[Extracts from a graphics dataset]

** begin **

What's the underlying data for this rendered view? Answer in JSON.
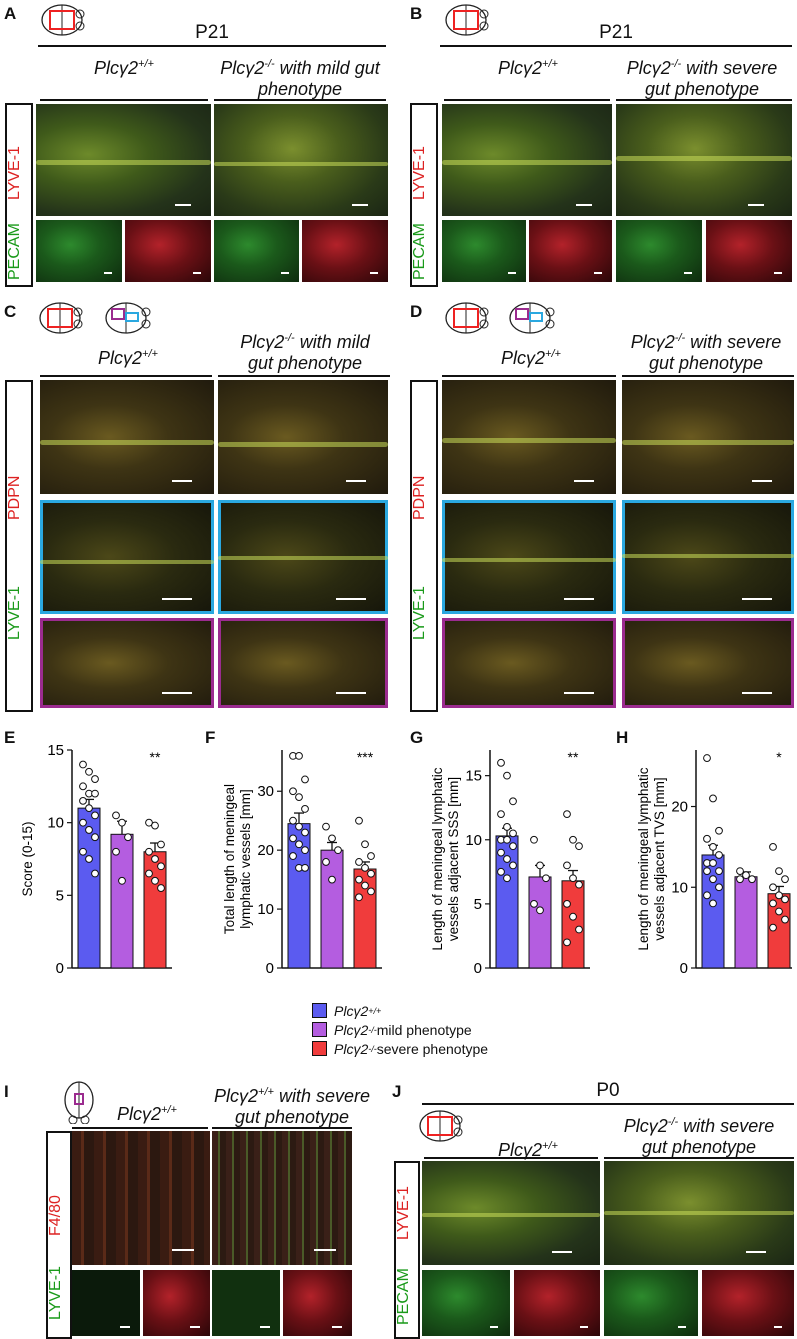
{
  "panels": {
    "A": {
      "letter": "A",
      "age": "P21",
      "geno_wt": "Plcγ2",
      "geno_wt_sup": "+/+",
      "geno_mut": "Plcγ2",
      "geno_mut_sup": "-/-",
      "geno_mut_rest": " with mild gut",
      "geno_mut_line2": "phenotype",
      "stain_red": "LYVE-1",
      "stain_green": "PECAM"
    },
    "B": {
      "letter": "B",
      "age": "P21",
      "geno_wt": "Plcγ2",
      "geno_wt_sup": "+/+",
      "geno_mut": "Plcγ2",
      "geno_mut_sup": "-/-",
      "geno_mut_rest": " with severe",
      "geno_mut_line2": "gut phenotype",
      "stain_red": "LYVE-1",
      "stain_green": "PECAM"
    },
    "C": {
      "letter": "C",
      "geno_wt": "Plcγ2",
      "geno_wt_sup": "+/+",
      "geno_mut": "Plcγ2",
      "geno_mut_sup": "-/-",
      "geno_mut_rest": " with mild",
      "geno_mut_line2": "gut phenotype",
      "stain_red": "PDPN",
      "stain_green": "LYVE-1"
    },
    "D": {
      "letter": "D",
      "geno_wt": "Plcγ2",
      "geno_wt_sup": "+/+",
      "geno_mut": "Plcγ2",
      "geno_mut_sup": "-/-",
      "geno_mut_rest": " with severe",
      "geno_mut_line2": "gut phenotype",
      "stain_red": "PDPN",
      "stain_green": "LYVE-1"
    },
    "I": {
      "letter": "I",
      "geno_wt": "Plcγ2",
      "geno_wt_sup": "+/+",
      "geno_mut": "Plcγ2",
      "geno_mut_sup": "+/+",
      "geno_mut_rest": " with severe",
      "geno_mut_line2": "gut phenotype",
      "stain_red": "F4/80",
      "stain_green": "LYVE-1"
    },
    "J": {
      "letter": "J",
      "age": "P0",
      "geno_wt": "Plcγ2",
      "geno_wt_sup": "+/+",
      "geno_mut": "Plcγ2",
      "geno_mut_sup": "-/-",
      "geno_mut_rest": " with severe",
      "geno_mut_line2": "gut phenotype",
      "stain_red": "LYVE-1",
      "stain_green": "PECAM"
    }
  },
  "legend": [
    {
      "geno": "Plcγ2",
      "sup": "+/+",
      "rest": "",
      "color": "#5b5bf0"
    },
    {
      "geno": "Plcγ2",
      "sup": "-/-",
      "rest": " mild phenotype",
      "color": "#b45de0"
    },
    {
      "geno": "Plcγ2",
      "sup": "-/-",
      "rest": " severe phenotype",
      "color": "#f03c3c"
    }
  ],
  "chart_data": [
    {
      "panel": "E",
      "type": "bar",
      "ylabel": "Score (0-15)",
      "ylim": [
        0,
        15
      ],
      "yticks": [
        0,
        5,
        10,
        15
      ],
      "categories": [
        "Plcγ2+/+",
        "Plcγ2-/- mild phenotype",
        "Plcγ2-/- severe phenotype"
      ],
      "values": [
        11.0,
        9.2,
        8.0
      ],
      "errors": [
        0.6,
        0.9,
        0.6
      ],
      "significance": [
        "",
        "",
        "**"
      ],
      "points": [
        [
          14,
          13.5,
          13,
          12.5,
          12,
          12,
          11.5,
          11,
          10.5,
          10,
          9.5,
          9,
          8,
          7.5,
          6.5
        ],
        [
          10.5,
          10,
          9,
          8,
          6
        ],
        [
          10,
          9.8,
          8.5,
          8,
          7.5,
          7,
          6.5,
          6,
          5.5
        ]
      ]
    },
    {
      "panel": "F",
      "type": "bar",
      "ylabel": "Total length of meningeal lymphatic vessels [mm]",
      "ylim": [
        0,
        37
      ],
      "yticks": [
        0,
        10,
        20,
        30
      ],
      "categories": [
        "Plcγ2+/+",
        "Plcγ2-/- mild phenotype",
        "Plcγ2-/- severe phenotype"
      ],
      "values": [
        24.5,
        20.0,
        16.8
      ],
      "errors": [
        1.8,
        1.3,
        1.2
      ],
      "significance": [
        "",
        "",
        "***"
      ],
      "points": [
        [
          36,
          36,
          32,
          30,
          29,
          27,
          25,
          24,
          23,
          22,
          21,
          20,
          19,
          17,
          17
        ],
        [
          24,
          22,
          20,
          18,
          15
        ],
        [
          25,
          21,
          19,
          18,
          17,
          16,
          15,
          14,
          13,
          12
        ]
      ]
    },
    {
      "panel": "G",
      "type": "bar",
      "ylabel": "Length of meningeal lymphatic vessels adjacent SSS [mm]",
      "ylim": [
        0,
        17
      ],
      "yticks": [
        0,
        5,
        10,
        15
      ],
      "categories": [
        "Plcγ2+/+",
        "Plcγ2-/- mild phenotype",
        "Plcγ2-/- severe phenotype"
      ],
      "values": [
        10.3,
        7.1,
        6.8
      ],
      "errors": [
        0.6,
        0.9,
        0.8
      ],
      "significance": [
        "",
        "",
        "**"
      ],
      "points": [
        [
          16,
          15,
          13,
          12,
          11,
          10.5,
          10,
          10,
          9.5,
          9,
          8.5,
          8,
          7.5,
          7
        ],
        [
          10,
          8,
          7,
          5,
          4.5
        ],
        [
          12,
          10,
          9.5,
          8,
          7,
          6.5,
          5,
          4,
          3,
          2
        ]
      ]
    },
    {
      "panel": "H",
      "type": "bar",
      "ylabel": "Length of meningeal lymphatic vessels adjacent TVS [mm]",
      "ylim": [
        0,
        27
      ],
      "yticks": [
        0,
        10,
        20
      ],
      "categories": [
        "Plcγ2+/+",
        "Plcγ2-/- mild phenotype",
        "Plcγ2-/- severe phenotype"
      ],
      "values": [
        14.0,
        11.3,
        9.2
      ],
      "errors": [
        1.2,
        0.6,
        0.9
      ],
      "significance": [
        "",
        "",
        "*"
      ],
      "points": [
        [
          26,
          21,
          17,
          16,
          15,
          14,
          13,
          13,
          12,
          12,
          11,
          10,
          9,
          8
        ],
        [
          12,
          11.5,
          11,
          11
        ],
        [
          15,
          12,
          11,
          10,
          9,
          8.5,
          8,
          7,
          6,
          5
        ]
      ]
    }
  ],
  "chart_labels": {
    "E": "E",
    "F": "F",
    "G": "G",
    "H": "H"
  }
}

** end **

WHAT YOU HAVE TO DO: Reproduce the material above in full, exactly, with no images.

RESPONSE FOR THIS EXERCISE:
What's the underlying data for this rendered view? Answer in JSON.
{
  "panels": {
    "A": {
      "letter": "A",
      "age": "P21",
      "geno_wt": "Plcγ2",
      "geno_wt_sup": "+/+",
      "geno_mut": "Plcγ2",
      "geno_mut_sup": "-/-",
      "geno_mut_rest": " with mild gut",
      "geno_mut_line2": "phenotype",
      "stain_red": "LYVE-1",
      "stain_green": "PECAM"
    },
    "B": {
      "letter": "B",
      "age": "P21",
      "geno_wt": "Plcγ2",
      "geno_wt_sup": "+/+",
      "geno_mut": "Plcγ2",
      "geno_mut_sup": "-/-",
      "geno_mut_rest": " with severe",
      "geno_mut_line2": "gut phenotype",
      "stain_red": "LYVE-1",
      "stain_green": "PECAM"
    },
    "C": {
      "letter": "C",
      "geno_wt": "Plcγ2",
      "geno_wt_sup": "+/+",
      "geno_mut": "Plcγ2",
      "geno_mut_sup": "-/-",
      "geno_mut_rest": " with mild",
      "geno_mut_line2": "gut phenotype",
      "stain_red": "PDPN",
      "stain_green": "LYVE-1"
    },
    "D": {
      "letter": "D",
      "geno_wt": "Plcγ2",
      "geno_wt_sup": "+/+",
      "geno_mut": "Plcγ2",
      "geno_mut_sup": "-/-",
      "geno_mut_rest": " with severe",
      "geno_mut_line2": "gut phenotype",
      "stain_red": "PDPN",
      "stain_green": "LYVE-1"
    },
    "I": {
      "letter": "I",
      "geno_wt": "Plcγ2",
      "geno_wt_sup": "+/+",
      "geno_mut": "Plcγ2",
      "geno_mut_sup": "+/+",
      "geno_mut_rest": " with severe",
      "geno_mut_line2": "gut phenotype",
      "stain_red": "F4/80",
      "stain_green": "LYVE-1"
    },
    "J": {
      "letter": "J",
      "age": "P0",
      "geno_wt": "Plcγ2",
      "geno_wt_sup": "+/+",
      "geno_mut": "Plcγ2",
      "geno_mut_sup": "-/-",
      "geno_mut_rest": " with severe",
      "geno_mut_line2": "gut phenotype",
      "stain_red": "LYVE-1",
      "stain_green": "PECAM"
    }
  },
  "legend": [
    {
      "geno": "Plcγ2",
      "sup": "+/+",
      "rest": "",
      "color": "#5b5bf0"
    },
    {
      "geno": "Plcγ2",
      "sup": "-/-",
      "rest": " mild phenotype",
      "color": "#b45de0"
    },
    {
      "geno": "Plcγ2",
      "sup": "-/-",
      "rest": " severe phenotype",
      "color": "#f03c3c"
    }
  ],
  "chart_data": [
    {
      "panel": "E",
      "type": "bar",
      "ylabel": "Score (0-15)",
      "ylim": [
        0,
        15
      ],
      "yticks": [
        0,
        5,
        10,
        15
      ],
      "categories": [
        "Plcγ2+/+",
        "Plcγ2-/- mild phenotype",
        "Plcγ2-/- severe phenotype"
      ],
      "values": [
        11.0,
        9.2,
        8.0
      ],
      "errors": [
        0.6,
        0.9,
        0.6
      ],
      "significance": [
        "",
        "",
        "**"
      ],
      "points": [
        [
          14,
          13.5,
          13,
          12.5,
          12,
          12,
          11.5,
          11,
          10.5,
          10,
          9.5,
          9,
          8,
          7.5,
          6.5
        ],
        [
          10.5,
          10,
          9,
          8,
          6
        ],
        [
          10,
          9.8,
          8.5,
          8,
          7.5,
          7,
          6.5,
          6,
          5.5
        ]
      ]
    },
    {
      "panel": "F",
      "type": "bar",
      "ylabel": "Total length of meningeal lymphatic vessels [mm]",
      "ylim": [
        0,
        37
      ],
      "yticks": [
        0,
        10,
        20,
        30
      ],
      "categories": [
        "Plcγ2+/+",
        "Plcγ2-/- mild phenotype",
        "Plcγ2-/- severe phenotype"
      ],
      "values": [
        24.5,
        20.0,
        16.8
      ],
      "errors": [
        1.8,
        1.3,
        1.2
      ],
      "significance": [
        "",
        "",
        "***"
      ],
      "points": [
        [
          36,
          36,
          32,
          30,
          29,
          27,
          25,
          24,
          23,
          22,
          21,
          20,
          19,
          17,
          17
        ],
        [
          24,
          22,
          20,
          18,
          15
        ],
        [
          25,
          21,
          19,
          18,
          17,
          16,
          15,
          14,
          13,
          12
        ]
      ]
    },
    {
      "panel": "G",
      "type": "bar",
      "ylabel": "Length of meningeal lymphatic vessels adjacent SSS [mm]",
      "ylim": [
        0,
        17
      ],
      "yticks": [
        0,
        5,
        10,
        15
      ],
      "categories": [
        "Plcγ2+/+",
        "Plcγ2-/- mild phenotype",
        "Plcγ2-/- severe phenotype"
      ],
      "values": [
        10.3,
        7.1,
        6.8
      ],
      "errors": [
        0.6,
        0.9,
        0.8
      ],
      "significance": [
        "",
        "",
        "**"
      ],
      "points": [
        [
          16,
          15,
          13,
          12,
          11,
          10.5,
          10,
          10,
          9.5,
          9,
          8.5,
          8,
          7.5,
          7
        ],
        [
          10,
          8,
          7,
          5,
          4.5
        ],
        [
          12,
          10,
          9.5,
          8,
          7,
          6.5,
          5,
          4,
          3,
          2
        ]
      ]
    },
    {
      "panel": "H",
      "type": "bar",
      "ylabel": "Length of meningeal lymphatic vessels adjacent TVS [mm]",
      "ylim": [
        0,
        27
      ],
      "yticks": [
        0,
        10,
        20
      ],
      "categories": [
        "Plcγ2+/+",
        "Plcγ2-/- mild phenotype",
        "Plcγ2-/- severe phenotype"
      ],
      "values": [
        14.0,
        11.3,
        9.2
      ],
      "errors": [
        1.2,
        0.6,
        0.9
      ],
      "significance": [
        "",
        "",
        "*"
      ],
      "points": [
        [
          26,
          21,
          17,
          16,
          15,
          14,
          13,
          13,
          12,
          12,
          11,
          10,
          9,
          8
        ],
        [
          12,
          11.5,
          11,
          11
        ],
        [
          15,
          12,
          11,
          10,
          9,
          8.5,
          8,
          7,
          6,
          5
        ]
      ]
    }
  ],
  "chart_labels": {
    "E": "E",
    "F": "F",
    "G": "G",
    "H": "H"
  }
}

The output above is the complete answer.